_WHAT YOU SHOULD DO_
Repeat every line exactly, keeping the pictures out of the copy.
** start **
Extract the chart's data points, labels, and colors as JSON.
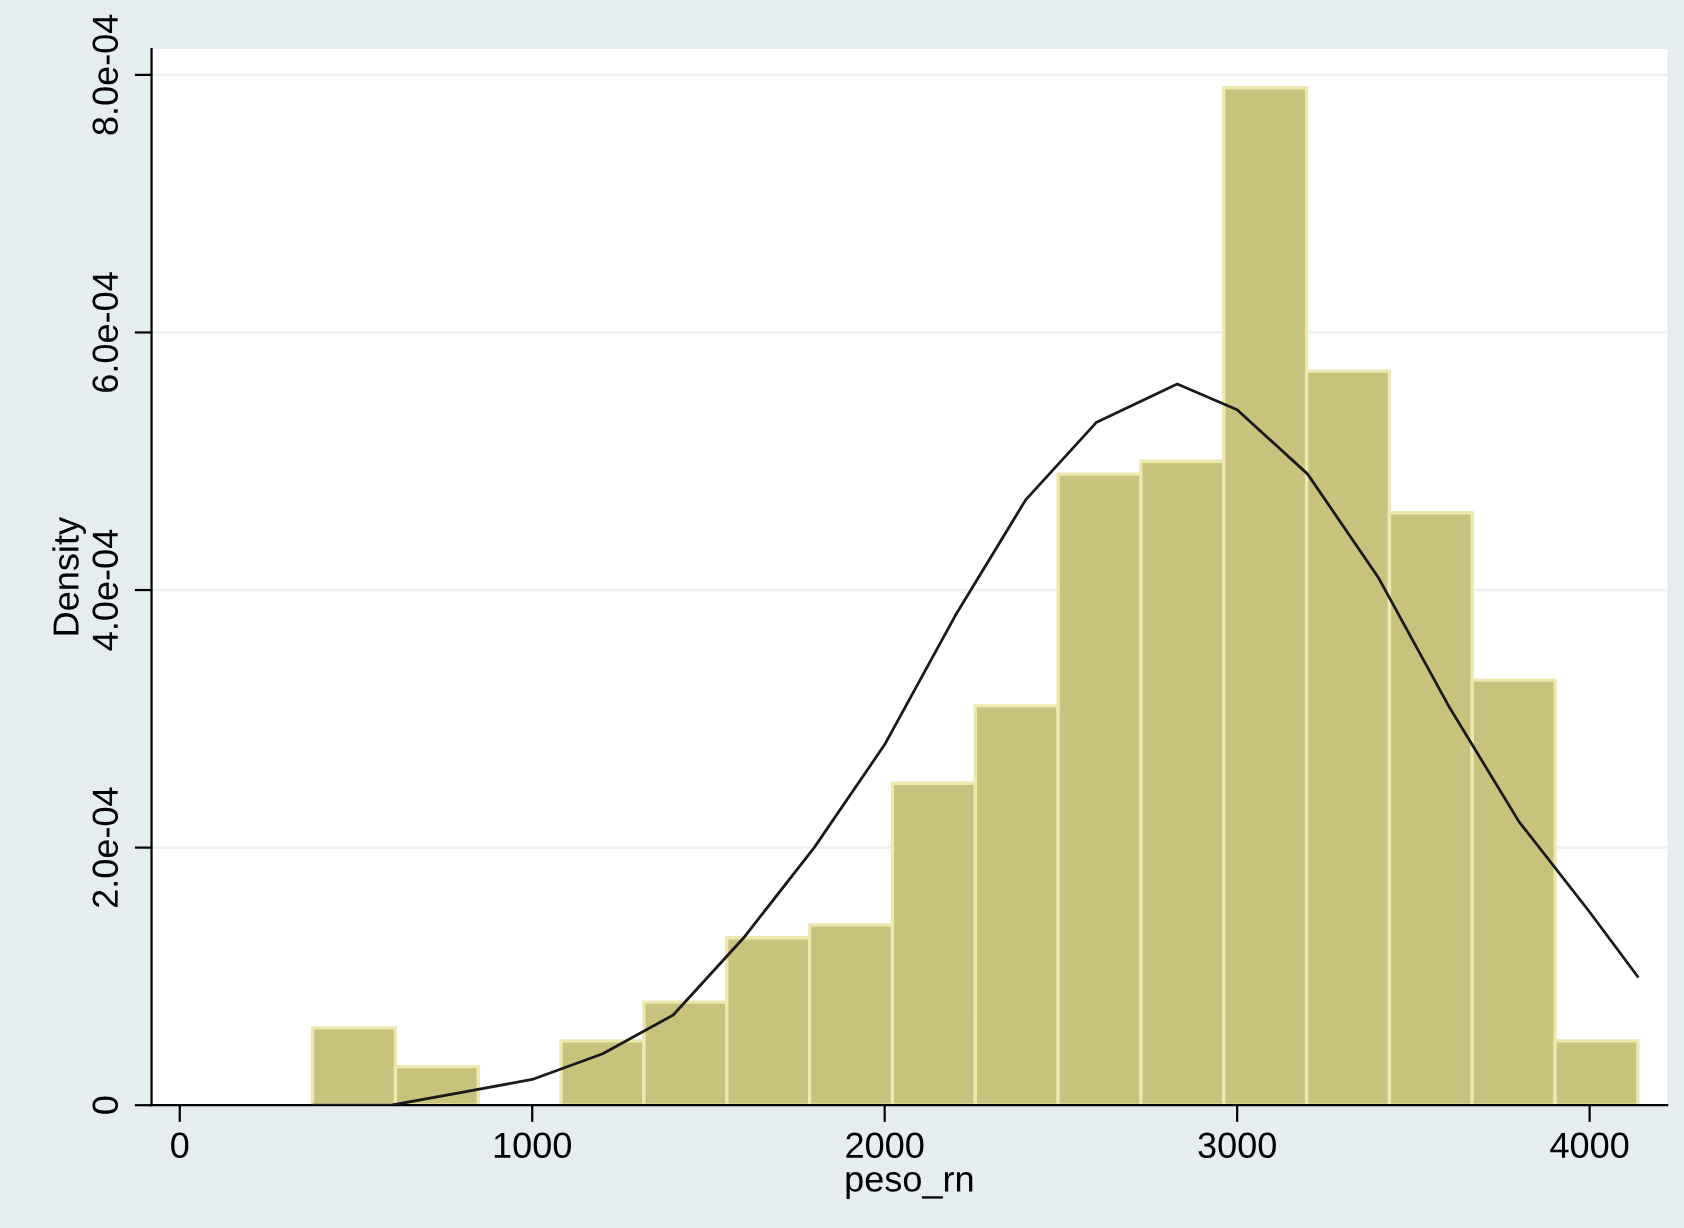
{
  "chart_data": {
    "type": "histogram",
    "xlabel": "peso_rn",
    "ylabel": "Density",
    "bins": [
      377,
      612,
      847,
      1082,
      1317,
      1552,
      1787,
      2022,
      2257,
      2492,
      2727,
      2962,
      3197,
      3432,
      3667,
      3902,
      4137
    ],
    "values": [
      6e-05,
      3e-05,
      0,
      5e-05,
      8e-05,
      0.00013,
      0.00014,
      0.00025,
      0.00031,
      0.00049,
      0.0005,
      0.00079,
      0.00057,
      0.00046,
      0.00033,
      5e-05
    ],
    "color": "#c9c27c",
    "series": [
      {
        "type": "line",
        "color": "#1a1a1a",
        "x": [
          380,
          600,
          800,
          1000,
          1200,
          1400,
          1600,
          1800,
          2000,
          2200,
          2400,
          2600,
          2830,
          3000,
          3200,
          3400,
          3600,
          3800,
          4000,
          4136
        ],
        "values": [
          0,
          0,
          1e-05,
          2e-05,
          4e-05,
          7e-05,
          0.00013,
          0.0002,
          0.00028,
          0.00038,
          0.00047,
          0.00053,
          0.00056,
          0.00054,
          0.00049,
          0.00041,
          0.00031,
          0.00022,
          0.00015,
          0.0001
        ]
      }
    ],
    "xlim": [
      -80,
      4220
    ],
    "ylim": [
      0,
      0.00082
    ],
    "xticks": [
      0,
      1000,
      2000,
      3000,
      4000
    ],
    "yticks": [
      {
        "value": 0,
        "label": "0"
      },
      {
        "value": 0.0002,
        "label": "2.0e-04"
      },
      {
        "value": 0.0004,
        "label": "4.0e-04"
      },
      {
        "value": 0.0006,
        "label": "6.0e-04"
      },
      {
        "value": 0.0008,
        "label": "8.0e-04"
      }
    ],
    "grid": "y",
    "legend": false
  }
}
** end **
_EXERCISE RESPONSE_
Extract the chart's data points, labels, and colors as JSON.
{
  "chart_data": {
    "type": "histogram",
    "xlabel": "peso_rn",
    "ylabel": "Density",
    "bins": [
      377,
      612,
      847,
      1082,
      1317,
      1552,
      1787,
      2022,
      2257,
      2492,
      2727,
      2962,
      3197,
      3432,
      3667,
      3902,
      4137
    ],
    "values": [
      6e-05,
      3e-05,
      0,
      5e-05,
      8e-05,
      0.00013,
      0.00014,
      0.00025,
      0.00031,
      0.00049,
      0.0005,
      0.00079,
      0.00057,
      0.00046,
      0.00033,
      5e-05
    ],
    "color": "#c9c27c",
    "series": [
      {
        "type": "line",
        "color": "#1a1a1a",
        "x": [
          380,
          600,
          800,
          1000,
          1200,
          1400,
          1600,
          1800,
          2000,
          2200,
          2400,
          2600,
          2830,
          3000,
          3200,
          3400,
          3600,
          3800,
          4000,
          4136
        ],
        "values": [
          0,
          0,
          1e-05,
          2e-05,
          4e-05,
          7e-05,
          0.00013,
          0.0002,
          0.00028,
          0.00038,
          0.00047,
          0.00053,
          0.00056,
          0.00054,
          0.00049,
          0.00041,
          0.00031,
          0.00022,
          0.00015,
          0.0001
        ]
      }
    ],
    "xlim": [
      -80,
      4220
    ],
    "ylim": [
      0,
      0.00082
    ],
    "xticks": [
      0,
      1000,
      2000,
      3000,
      4000
    ],
    "yticks": [
      {
        "value": 0,
        "label": "0"
      },
      {
        "value": 0.0002,
        "label": "2.0e-04"
      },
      {
        "value": 0.0004,
        "label": "4.0e-04"
      },
      {
        "value": 0.0006,
        "label": "6.0e-04"
      },
      {
        "value": 0.0008,
        "label": "8.0e-04"
      }
    ],
    "grid": "y",
    "legend": false
  }
}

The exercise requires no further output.